The request: Your task is to transcribe all of the records exactly and leave out the pictures.

Material provided:
::::::::
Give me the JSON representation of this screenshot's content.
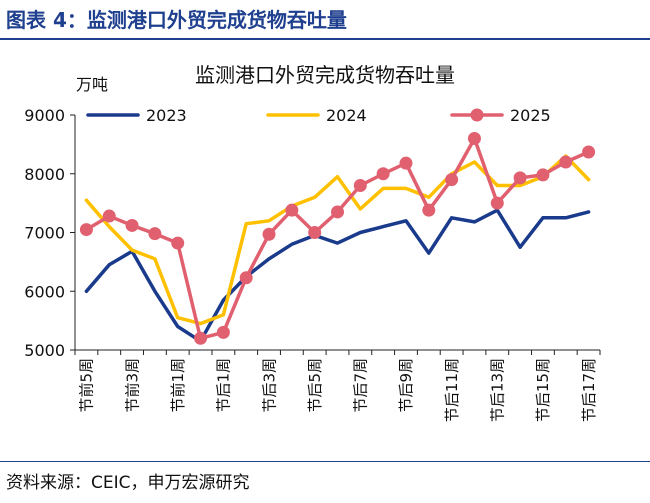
{
  "figure_title": "图表 4：监测港口外贸完成货物吞吐量",
  "source": "资料来源：CEIC，申万宏源研究",
  "chart_data": {
    "type": "line",
    "title": "监测港口外贸完成货物吞吐量",
    "ylabel": "万吨",
    "xlabel": "",
    "ylim": [
      5000,
      9000
    ],
    "yticks": [
      5000,
      6000,
      7000,
      8000,
      9000
    ],
    "grid": false,
    "legend_position": "top",
    "x_tick_labels": [
      "节前5周",
      "节前3周",
      "节前1周",
      "节后1周",
      "节后3周",
      "节后5周",
      "节后7周",
      "节后9周",
      "节后11周",
      "节后13周",
      "节后15周",
      "节后17周"
    ],
    "x_count": 23,
    "series": [
      {
        "name": "2023",
        "color": "#1a3a8c",
        "marker": false,
        "values": [
          6000,
          6450,
          6680,
          6000,
          5400,
          5150,
          5850,
          6250,
          6550,
          6800,
          6950,
          6820,
          7000,
          7100,
          7200,
          6650,
          7250,
          7180,
          7380,
          6750,
          7250,
          7250,
          7350
        ]
      },
      {
        "name": "2024",
        "color": "#ffc000",
        "marker": false,
        "values": [
          7550,
          7100,
          6700,
          6550,
          5550,
          5450,
          5600,
          7150,
          7200,
          7450,
          7600,
          7950,
          7400,
          7750,
          7750,
          7600,
          8000,
          8200,
          7800,
          7800,
          7950,
          8300,
          7900
        ]
      },
      {
        "name": "2025",
        "color": "#e06070",
        "marker": true,
        "values": [
          7050,
          7280,
          7120,
          6980,
          6820,
          5200,
          5300,
          6230,
          6970,
          7380,
          7000,
          7350,
          7800,
          8000,
          8180,
          7380,
          7900,
          8600,
          7500,
          7930,
          7980,
          8200,
          8370
        ]
      }
    ]
  }
}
::::::::
Reply to the exercise:
Give me the JSON representation of this screenshot's content.
{
  "figure_title": "图表 4：监测港口外贸完成货物吞吐量",
  "source": "资料来源：CEIC，申万宏源研究",
  "chart_data": {
    "type": "line",
    "title": "监测港口外贸完成货物吞吐量",
    "ylabel": "万吨",
    "xlabel": "",
    "ylim": [
      5000,
      9000
    ],
    "yticks": [
      5000,
      6000,
      7000,
      8000,
      9000
    ],
    "grid": false,
    "legend_position": "top",
    "x_tick_labels": [
      "节前5周",
      "节前3周",
      "节前1周",
      "节后1周",
      "节后3周",
      "节后5周",
      "节后7周",
      "节后9周",
      "节后11周",
      "节后13周",
      "节后15周",
      "节后17周"
    ],
    "x_count": 23,
    "series": [
      {
        "name": "2023",
        "color": "#1a3a8c",
        "marker": false,
        "values": [
          6000,
          6450,
          6680,
          6000,
          5400,
          5150,
          5850,
          6250,
          6550,
          6800,
          6950,
          6820,
          7000,
          7100,
          7200,
          6650,
          7250,
          7180,
          7380,
          6750,
          7250,
          7250,
          7350
        ]
      },
      {
        "name": "2024",
        "color": "#ffc000",
        "marker": false,
        "values": [
          7550,
          7100,
          6700,
          6550,
          5550,
          5450,
          5600,
          7150,
          7200,
          7450,
          7600,
          7950,
          7400,
          7750,
          7750,
          7600,
          8000,
          8200,
          7800,
          7800,
          7950,
          8300,
          7900
        ]
      },
      {
        "name": "2025",
        "color": "#e06070",
        "marker": true,
        "values": [
          7050,
          7280,
          7120,
          6980,
          6820,
          5200,
          5300,
          6230,
          6970,
          7380,
          7000,
          7350,
          7800,
          8000,
          8180,
          7380,
          7900,
          8600,
          7500,
          7930,
          7980,
          8200,
          8370
        ]
      }
    ]
  }
}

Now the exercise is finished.